Excerpts from a dataset
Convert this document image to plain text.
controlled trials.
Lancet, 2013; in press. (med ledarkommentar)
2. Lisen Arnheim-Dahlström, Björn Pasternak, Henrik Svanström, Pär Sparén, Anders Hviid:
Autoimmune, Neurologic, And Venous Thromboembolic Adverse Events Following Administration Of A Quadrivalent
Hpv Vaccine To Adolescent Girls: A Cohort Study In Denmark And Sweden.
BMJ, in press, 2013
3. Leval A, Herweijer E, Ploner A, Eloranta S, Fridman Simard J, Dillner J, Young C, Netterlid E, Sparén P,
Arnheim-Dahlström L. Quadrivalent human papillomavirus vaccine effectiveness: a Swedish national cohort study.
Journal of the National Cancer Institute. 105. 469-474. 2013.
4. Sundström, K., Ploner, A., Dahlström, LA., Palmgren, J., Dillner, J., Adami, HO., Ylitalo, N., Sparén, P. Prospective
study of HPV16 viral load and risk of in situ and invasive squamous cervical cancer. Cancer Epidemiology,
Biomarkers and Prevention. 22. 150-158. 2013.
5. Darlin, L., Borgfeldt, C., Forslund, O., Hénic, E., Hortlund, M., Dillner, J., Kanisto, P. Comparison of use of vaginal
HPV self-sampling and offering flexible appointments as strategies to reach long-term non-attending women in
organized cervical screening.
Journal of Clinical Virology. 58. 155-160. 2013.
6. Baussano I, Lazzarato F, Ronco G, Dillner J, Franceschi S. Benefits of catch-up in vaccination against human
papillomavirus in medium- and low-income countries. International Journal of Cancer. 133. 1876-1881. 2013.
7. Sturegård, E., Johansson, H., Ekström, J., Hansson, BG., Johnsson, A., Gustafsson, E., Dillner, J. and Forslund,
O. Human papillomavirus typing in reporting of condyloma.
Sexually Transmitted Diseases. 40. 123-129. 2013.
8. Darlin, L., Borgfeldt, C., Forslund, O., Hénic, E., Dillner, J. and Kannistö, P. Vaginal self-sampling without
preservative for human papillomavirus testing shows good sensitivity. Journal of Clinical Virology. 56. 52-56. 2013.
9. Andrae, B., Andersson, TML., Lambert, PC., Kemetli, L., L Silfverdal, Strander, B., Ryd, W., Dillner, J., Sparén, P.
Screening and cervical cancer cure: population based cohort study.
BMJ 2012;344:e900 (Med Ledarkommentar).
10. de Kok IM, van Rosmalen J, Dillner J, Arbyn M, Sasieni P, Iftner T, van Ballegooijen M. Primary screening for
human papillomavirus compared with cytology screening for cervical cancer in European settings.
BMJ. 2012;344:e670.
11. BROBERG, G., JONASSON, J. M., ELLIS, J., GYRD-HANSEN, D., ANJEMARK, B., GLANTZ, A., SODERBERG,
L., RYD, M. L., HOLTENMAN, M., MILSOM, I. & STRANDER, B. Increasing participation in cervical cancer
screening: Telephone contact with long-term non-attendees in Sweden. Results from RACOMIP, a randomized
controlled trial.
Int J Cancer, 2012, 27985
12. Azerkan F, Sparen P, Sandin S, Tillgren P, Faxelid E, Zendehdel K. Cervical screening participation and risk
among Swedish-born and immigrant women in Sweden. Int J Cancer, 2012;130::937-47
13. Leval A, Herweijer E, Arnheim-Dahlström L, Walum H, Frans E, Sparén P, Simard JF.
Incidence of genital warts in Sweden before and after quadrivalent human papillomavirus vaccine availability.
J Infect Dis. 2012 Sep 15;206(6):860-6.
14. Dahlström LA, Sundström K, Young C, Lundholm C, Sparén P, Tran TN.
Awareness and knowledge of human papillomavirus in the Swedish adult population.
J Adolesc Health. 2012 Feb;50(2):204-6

Task instructions: Wherever a line in the entries holds "women", copy that line.

Answer below:
HPV self-sampling and offering flexible appointments as strategies to reach long-term non-attending women in
among Swedish-born and immigrant women in Sweden. Int J Cancer, 2012;130::937-47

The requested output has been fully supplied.